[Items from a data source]

****************

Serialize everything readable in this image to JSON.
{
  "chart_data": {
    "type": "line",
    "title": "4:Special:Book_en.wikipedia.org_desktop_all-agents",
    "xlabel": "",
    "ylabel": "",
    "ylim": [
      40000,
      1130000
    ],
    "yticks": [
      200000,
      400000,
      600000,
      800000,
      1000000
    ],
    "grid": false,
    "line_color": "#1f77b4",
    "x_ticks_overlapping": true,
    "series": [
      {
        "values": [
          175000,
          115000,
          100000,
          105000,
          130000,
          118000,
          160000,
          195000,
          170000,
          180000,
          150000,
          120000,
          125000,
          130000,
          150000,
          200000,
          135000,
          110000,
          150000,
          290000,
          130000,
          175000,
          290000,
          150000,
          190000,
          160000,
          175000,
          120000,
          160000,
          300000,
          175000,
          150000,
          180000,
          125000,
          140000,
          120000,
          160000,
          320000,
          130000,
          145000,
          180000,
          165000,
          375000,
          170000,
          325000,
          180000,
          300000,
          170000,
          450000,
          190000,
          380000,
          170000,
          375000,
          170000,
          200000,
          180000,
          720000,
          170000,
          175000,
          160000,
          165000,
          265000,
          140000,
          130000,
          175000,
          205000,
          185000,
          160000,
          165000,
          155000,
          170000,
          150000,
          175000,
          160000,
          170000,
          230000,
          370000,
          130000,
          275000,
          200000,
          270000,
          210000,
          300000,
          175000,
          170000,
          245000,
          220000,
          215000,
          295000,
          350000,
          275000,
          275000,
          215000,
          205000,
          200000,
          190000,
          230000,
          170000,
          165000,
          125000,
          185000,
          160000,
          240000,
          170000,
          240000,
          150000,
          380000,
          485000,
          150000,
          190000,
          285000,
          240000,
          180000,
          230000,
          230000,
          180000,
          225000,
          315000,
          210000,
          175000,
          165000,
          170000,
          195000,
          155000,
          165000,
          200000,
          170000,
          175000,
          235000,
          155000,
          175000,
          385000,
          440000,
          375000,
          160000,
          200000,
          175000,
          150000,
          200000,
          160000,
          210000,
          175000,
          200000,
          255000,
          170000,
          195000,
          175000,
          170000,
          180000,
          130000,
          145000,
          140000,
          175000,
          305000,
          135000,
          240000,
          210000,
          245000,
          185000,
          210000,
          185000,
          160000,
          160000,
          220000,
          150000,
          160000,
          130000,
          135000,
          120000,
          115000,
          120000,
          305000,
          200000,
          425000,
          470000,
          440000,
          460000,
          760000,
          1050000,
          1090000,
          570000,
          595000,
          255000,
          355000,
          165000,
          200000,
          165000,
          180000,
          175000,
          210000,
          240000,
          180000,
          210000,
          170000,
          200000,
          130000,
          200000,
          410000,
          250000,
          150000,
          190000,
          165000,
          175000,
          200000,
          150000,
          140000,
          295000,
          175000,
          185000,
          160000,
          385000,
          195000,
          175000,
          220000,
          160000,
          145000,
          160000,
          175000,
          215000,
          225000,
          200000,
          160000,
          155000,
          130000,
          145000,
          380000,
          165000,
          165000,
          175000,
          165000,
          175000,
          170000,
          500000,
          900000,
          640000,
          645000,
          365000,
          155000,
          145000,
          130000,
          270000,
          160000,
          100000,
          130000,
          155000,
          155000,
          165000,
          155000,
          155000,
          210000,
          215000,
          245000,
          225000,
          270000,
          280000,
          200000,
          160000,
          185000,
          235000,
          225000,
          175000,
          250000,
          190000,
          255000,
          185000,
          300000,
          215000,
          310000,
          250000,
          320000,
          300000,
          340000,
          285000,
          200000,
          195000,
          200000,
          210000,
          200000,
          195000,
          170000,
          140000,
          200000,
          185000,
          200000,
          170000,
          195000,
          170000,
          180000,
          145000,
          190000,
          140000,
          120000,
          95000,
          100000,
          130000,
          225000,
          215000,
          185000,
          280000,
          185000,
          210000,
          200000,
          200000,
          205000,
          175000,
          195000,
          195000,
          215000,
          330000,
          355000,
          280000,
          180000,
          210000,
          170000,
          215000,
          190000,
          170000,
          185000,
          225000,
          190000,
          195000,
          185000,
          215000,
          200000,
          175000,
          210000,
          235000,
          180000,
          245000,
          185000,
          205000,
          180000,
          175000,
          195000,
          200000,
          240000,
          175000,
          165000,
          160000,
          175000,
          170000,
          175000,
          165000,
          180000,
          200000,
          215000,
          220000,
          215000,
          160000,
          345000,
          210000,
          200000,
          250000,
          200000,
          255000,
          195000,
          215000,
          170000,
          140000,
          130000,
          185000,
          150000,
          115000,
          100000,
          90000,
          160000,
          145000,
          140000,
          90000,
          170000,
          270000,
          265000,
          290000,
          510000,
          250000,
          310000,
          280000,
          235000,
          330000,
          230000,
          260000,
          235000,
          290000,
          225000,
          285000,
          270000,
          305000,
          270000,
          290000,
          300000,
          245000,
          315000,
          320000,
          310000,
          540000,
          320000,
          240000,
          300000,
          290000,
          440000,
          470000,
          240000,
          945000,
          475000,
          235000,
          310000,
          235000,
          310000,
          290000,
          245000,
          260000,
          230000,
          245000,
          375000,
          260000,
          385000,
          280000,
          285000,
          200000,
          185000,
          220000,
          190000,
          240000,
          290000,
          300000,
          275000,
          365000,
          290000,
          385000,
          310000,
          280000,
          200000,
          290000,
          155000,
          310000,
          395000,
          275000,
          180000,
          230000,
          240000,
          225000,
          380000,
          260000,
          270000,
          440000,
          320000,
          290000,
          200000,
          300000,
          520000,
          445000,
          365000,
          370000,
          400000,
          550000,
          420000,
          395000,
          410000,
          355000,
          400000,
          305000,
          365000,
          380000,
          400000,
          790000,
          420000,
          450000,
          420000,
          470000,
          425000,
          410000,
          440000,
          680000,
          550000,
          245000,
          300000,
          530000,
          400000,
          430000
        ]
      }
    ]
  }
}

****************

■ What you have to do
Retype each record exactly, leaving nothing out.

■ Finished answer
Serialize everything readable in this image to JSON.
{
  "chart_data": {
    "type": "line",
    "title": "4:Special:Book_en.wikipedia.org_desktop_all-agents",
    "xlabel": "",
    "ylabel": "",
    "ylim": [
      40000,
      1130000
    ],
    "yticks": [
      200000,
      400000,
      600000,
      800000,
      1000000
    ],
    "grid": false,
    "line_color": "#1f77b4",
    "x_ticks_overlapping": true,
    "series": [
      {
        "values": [
          175000,
          115000,
          100000,
          105000,
          130000,
          118000,
          160000,
          195000,
          170000,
          180000,
          150000,
          120000,
          125000,
          130000,
          150000,
          200000,
          135000,
          110000,
          150000,
          290000,
          130000,
          175000,
          290000,
          150000,
          190000,
          160000,
          175000,
          120000,
          160000,
          300000,
          175000,
          150000,
          180000,
          125000,
          140000,
          120000,
          160000,
          320000,
          130000,
          145000,
          180000,
          165000,
          375000,
          170000,
          325000,
          180000,
          300000,
          170000,
          450000,
          190000,
          380000,
          170000,
          375000,
          170000,
          200000,
          180000,
          720000,
          170000,
          175000,
          160000,
          165000,
          265000,
          140000,
          130000,
          175000,
          205000,
          185000,
          160000,
          165000,
          155000,
          170000,
          150000,
          175000,
          160000,
          170000,
          230000,
          370000,
          130000,
          275000,
          200000,
          270000,
          210000,
          300000,
          175000,
          170000,
          245000,
          220000,
          215000,
          295000,
          350000,
          275000,
          275000,
          215000,
          205000,
          200000,
          190000,
          230000,
          170000,
          165000,
          125000,
          185000,
          160000,
          240000,
          170000,
          240000,
          150000,
          380000,
          485000,
          150000,
          190000,
          285000,
          240000,
          180000,
          230000,
          230000,
          180000,
          225000,
          315000,
          210000,
          175000,
          165000,
          170000,
          195000,
          155000,
          165000,
          200000,
          170000,
          175000,
          235000,
          155000,
          175000,
          385000,
          440000,
          375000,
          160000,
          200000,
          175000,
          150000,
          200000,
          160000,
          210000,
          175000,
          200000,
          255000,
          170000,
          195000,
          175000,
          170000,
          180000,
          130000,
          145000,
          140000,
          175000,
          305000,
          135000,
          240000,
          210000,
          245000,
          185000,
          210000,
          185000,
          160000,
          160000,
          220000,
          150000,
          160000,
          130000,
          135000,
          120000,
          115000,
          120000,
          305000,
          200000,
          425000,
          470000,
          440000,
          460000,
          760000,
          1050000,
          1090000,
          570000,
          595000,
          255000,
          355000,
          165000,
          200000,
          165000,
          180000,
          175000,
          210000,
          240000,
          180000,
          210000,
          170000,
          200000,
          130000,
          200000,
          410000,
          250000,
          150000,
          190000,
          165000,
          175000,
          200000,
          150000,
          140000,
          295000,
          175000,
          185000,
          160000,
          385000,
          195000,
          175000,
          220000,
          160000,
          145000,
          160000,
          175000,
          215000,
          225000,
          200000,
          160000,
          155000,
          130000,
          145000,
          380000,
          165000,
          165000,
          175000,
          165000,
          175000,
          170000,
          500000,
          900000,
          640000,
          645000,
          365000,
          155000,
          145000,
          130000,
          270000,
          160000,
          100000,
          130000,
          155000,
          155000,
          165000,
          155000,
          155000,
          210000,
          215000,
          245000,
          225000,
          270000,
          280000,
          200000,
          160000,
          185000,
          235000,
          225000,
          175000,
          250000,
          190000,
          255000,
          185000,
          300000,
          215000,
          310000,
          250000,
          320000,
          300000,
          340000,
          285000,
          200000,
          195000,
          200000,
          210000,
          200000,
          195000,
          170000,
          140000,
          200000,
          185000,
          200000,
          170000,
          195000,
          170000,
          180000,
          145000,
          190000,
          140000,
          120000,
          95000,
          100000,
          130000,
          225000,
          215000,
          185000,
          280000,
          185000,
          210000,
          200000,
          200000,
          205000,
          175000,
          195000,
          195000,
          215000,
          330000,
          355000,
          280000,
          180000,
          210000,
          170000,
          215000,
          190000,
          170000,
          185000,
          225000,
          190000,
          195000,
          185000,
          215000,
          200000,
          175000,
          210000,
          235000,
          180000,
          245000,
          185000,
          205000,
          180000,
          175000,
          195000,
          200000,
          240000,
          175000,
          165000,
          160000,
          175000,
          170000,
          175000,
          165000,
          180000,
          200000,
          215000,
          220000,
          215000,
          160000,
          345000,
          210000,
          200000,
          250000,
          200000,
          255000,
          195000,
          215000,
          170000,
          140000,
          130000,
          185000,
          150000,
          115000,
          100000,
          90000,
          160000,
          145000,
          140000,
          90000,
          170000,
          270000,
          265000,
          290000,
          510000,
          250000,
          310000,
          280000,
          235000,
          330000,
          230000,
          260000,
          235000,
          290000,
          225000,
          285000,
          270000,
          305000,
          270000,
          290000,
          300000,
          245000,
          315000,
          320000,
          310000,
          540000,
          320000,
          240000,
          300000,
          290000,
          440000,
          470000,
          240000,
          945000,
          475000,
          235000,
          310000,
          235000,
          310000,
          290000,
          245000,
          260000,
          230000,
          245000,
          375000,
          260000,
          385000,
          280000,
          285000,
          200000,
          185000,
          220000,
          190000,
          240000,
          290000,
          300000,
          275000,
          365000,
          290000,
          385000,
          310000,
          280000,
          200000,
          290000,
          155000,
          310000,
          395000,
          275000,
          180000,
          230000,
          240000,
          225000,
          380000,
          260000,
          270000,
          440000,
          320000,
          290000,
          200000,
          300000,
          520000,
          445000,
          365000,
          370000,
          400000,
          550000,
          420000,
          395000,
          410000,
          355000,
          400000,
          305000,
          365000,
          380000,
          400000,
          790000,
          420000,
          450000,
          420000,
          470000,
          425000,
          410000,
          440000,
          680000,
          550000,
          245000,
          300000,
          530000,
          400000,
          430000
        ]
      }
    ]
  }
}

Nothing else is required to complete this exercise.